What is being asked: What follows is a set of entries. Repeat them exactly, but not their pictures.

==== Records for the task

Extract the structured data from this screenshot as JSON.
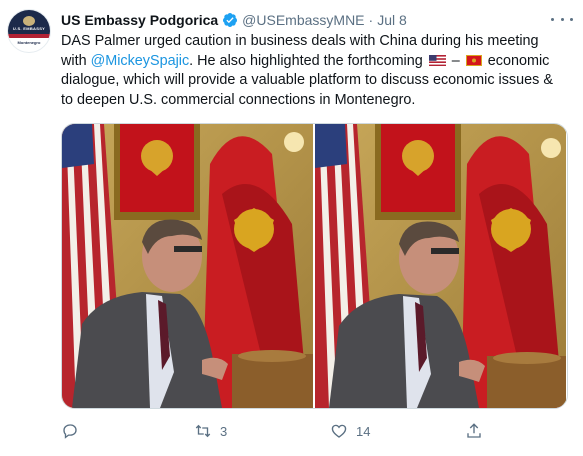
{
  "account": {
    "name": "US Embassy Podgorica",
    "handle": "@USEmbassyMNE",
    "separator": "·",
    "date": "Jul 8",
    "avatar_text_top": "U.S. EMBASSY",
    "avatar_text_bottom": "Montenegro"
  },
  "tweet": {
    "text_part1": "DAS Palmer urged caution in business deals with China during his meeting with ",
    "mention": "@MickeySpajic",
    "text_part2": ". He also highlighted the forthcoming ",
    "dash": " – ",
    "text_part3": " economic dialogue, which will provide a valuable platform to discuss economic issues & to deepen U.S. commercial connections in Montenegro."
  },
  "actions": {
    "reply_count": "",
    "retweet_count": "3",
    "like_count": "14",
    "share_count": ""
  },
  "colors": {
    "link": "#1b95e0",
    "muted": "#5b7083",
    "verified": "#1da1f2",
    "flag_red": "#d4161c",
    "flag_gold": "#d9a520"
  },
  "icons": [
    "verified-icon",
    "more-icon",
    "reply-icon",
    "retweet-icon",
    "like-icon",
    "share-icon",
    "us-flag-icon",
    "montenegro-flag-icon"
  ]
}
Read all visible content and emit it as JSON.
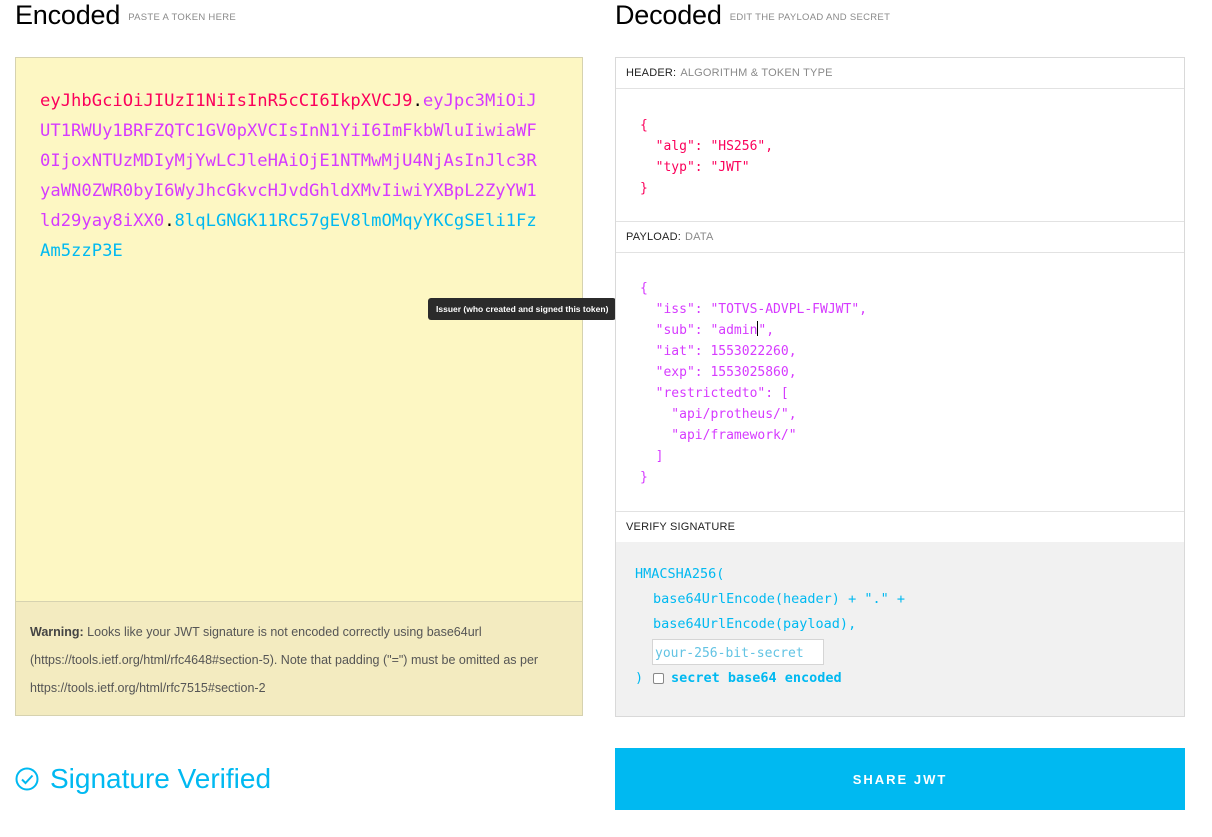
{
  "encoded": {
    "title": "Encoded",
    "subtitle": "PASTE A TOKEN HERE",
    "token_header": "eyJhbGciOiJIUzI1NiIsInR5cCI6IkpXVCJ9",
    "token_payload": "eyJpc3MiOiJUT1RWUy1BRFZQTC1GV0pXVCIsInN1YiI6ImFkbWluIiwiaWF0IjoxNTUzMDIyMjYwLCJleHAiOjE1NTMwMjU4NjAsInJlc3RyaWN0ZWR0byI6WyJhcGkvcHJvdGhldXMvIiwiYXBpL2ZyYW1ld29yay8iXX0",
    "token_signature": "8lqLGNGK11RC57gEV8lmOMqyYKCgSEli1FzAm5zzP3E",
    "dot": ".",
    "warning_bold": "Warning:",
    "warning_text": " Looks like your JWT signature is not encoded correctly using base64url (https://tools.ietf.org/html/rfc4648#section-5). Note that padding (\"=\") must be omitted as per https://tools.ietf.org/html/rfc7515#section-2"
  },
  "tooltip": "Issuer (who created and signed this token)",
  "decoded": {
    "title": "Decoded",
    "subtitle": "EDIT THE PAYLOAD AND SECRET",
    "header_label": "HEADER:",
    "header_sub": "ALGORITHM & TOKEN TYPE",
    "header_json": "{\n  \"alg\": \"HS256\",\n  \"typ\": \"JWT\"\n}",
    "payload_label": "PAYLOAD:",
    "payload_sub": "DATA",
    "payload_json_before_cursor": "{\n  \"iss\": \"TOTVS-ADVPL-FWJWT\",\n  \"sub\": \"admin",
    "payload_json_after_cursor": "\",\n  \"iat\": 1553022260,\n  \"exp\": 1553025860,\n  \"restrictedto\": [\n    \"api/protheus/\",\n    \"api/framework/\"\n  ]\n}",
    "verify_label": "VERIFY SIGNATURE",
    "verify_line1": "HMACSHA256(",
    "verify_line2": "base64UrlEncode(header) + \".\" +",
    "verify_line3": "base64UrlEncode(payload),",
    "secret_placeholder": "your-256-bit-secret",
    "verify_close": ")",
    "base64_label": "secret base64 encoded",
    "base64_checked": false
  },
  "status": {
    "text": "Signature Verified",
    "icon": "check-circle-icon",
    "color": "#00b9f1"
  },
  "share_label": "SHARE JWT"
}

========

Task response:
Extract the structured data from this screenshot as JSON.
{
  "account": {
    "name": "US Embassy Podgorica",
    "handle": "@USEmbassyMNE",
    "separator": "·",
    "date": "Jul 8",
    "avatar_text_top": "U.S. EMBASSY",
    "avatar_text_bottom": "Montenegro"
  },
  "tweet": {
    "text_part1": "DAS Palmer urged caution in business deals with China during his meeting with ",
    "mention": "@MickeySpajic",
    "text_part2": ". He also highlighted the forthcoming ",
    "dash": " – ",
    "text_part3": " economic dialogue, which will provide a valuable platform to discuss economic issues & to deepen U.S. commercial connections in Montenegro."
  },
  "actions": {
    "reply_count": "",
    "retweet_count": "3",
    "like_count": "14",
    "share_count": ""
  },
  "colors": {
    "link": "#1b95e0",
    "muted": "#5b7083",
    "verified": "#1da1f2",
    "flag_red": "#d4161c",
    "flag_gold": "#d9a520"
  },
  "icons": [
    "verified-icon",
    "more-icon",
    "reply-icon",
    "retweet-icon",
    "like-icon",
    "share-icon",
    "us-flag-icon",
    "montenegro-flag-icon"
  ]
}
Read all visible content and emit it as JSON.
{
  "encoded": {
    "title": "Encoded",
    "subtitle": "PASTE A TOKEN HERE",
    "token_header": "eyJhbGciOiJIUzI1NiIsInR5cCI6IkpXVCJ9",
    "token_payload": "eyJpc3MiOiJUT1RWUy1BRFZQTC1GV0pXVCIsInN1YiI6ImFkbWluIiwiaWF0IjoxNTUzMDIyMjYwLCJleHAiOjE1NTMwMjU4NjAsInJlc3RyaWN0ZWR0byI6WyJhcGkvcHJvdGhldXMvIiwiYXBpL2ZyYW1ld29yay8iXX0",
    "token_signature": "8lqLGNGK11RC57gEV8lmOMqyYKCgSEli1FzAm5zzP3E",
    "dot": ".",
    "warning_bold": "Warning:",
    "warning_text": " Looks like your JWT signature is not encoded correctly using base64url (https://tools.ietf.org/html/rfc4648#section-5). Note that padding (\"=\") must be omitted as per https://tools.ietf.org/html/rfc7515#section-2"
  },
  "tooltip": "Issuer (who created and signed this token)",
  "decoded": {
    "title": "Decoded",
    "subtitle": "EDIT THE PAYLOAD AND SECRET",
    "header_label": "HEADER:",
    "header_sub": "ALGORITHM & TOKEN TYPE",
    "header_json": "{\n  \"alg\": \"HS256\",\n  \"typ\": \"JWT\"\n}",
    "payload_label": "PAYLOAD:",
    "payload_sub": "DATA",
    "payload_json_before_cursor": "{\n  \"iss\": \"TOTVS-ADVPL-FWJWT\",\n  \"sub\": \"admin",
    "payload_json_after_cursor": "\",\n  \"iat\": 1553022260,\n  \"exp\": 1553025860,\n  \"restrictedto\": [\n    \"api/protheus/\",\n    \"api/framework/\"\n  ]\n}",
    "verify_label": "VERIFY SIGNATURE",
    "verify_line1": "HMACSHA256(",
    "verify_line2": "base64UrlEncode(header) + \".\" +",
    "verify_line3": "base64UrlEncode(payload),",
    "secret_placeholder": "your-256-bit-secret",
    "verify_close": ")",
    "base64_label": "secret base64 encoded",
    "base64_checked": false
  },
  "status": {
    "text": "Signature Verified",
    "icon": "check-circle-icon",
    "color": "#00b9f1"
  },
  "share_label": "SHARE JWT"
}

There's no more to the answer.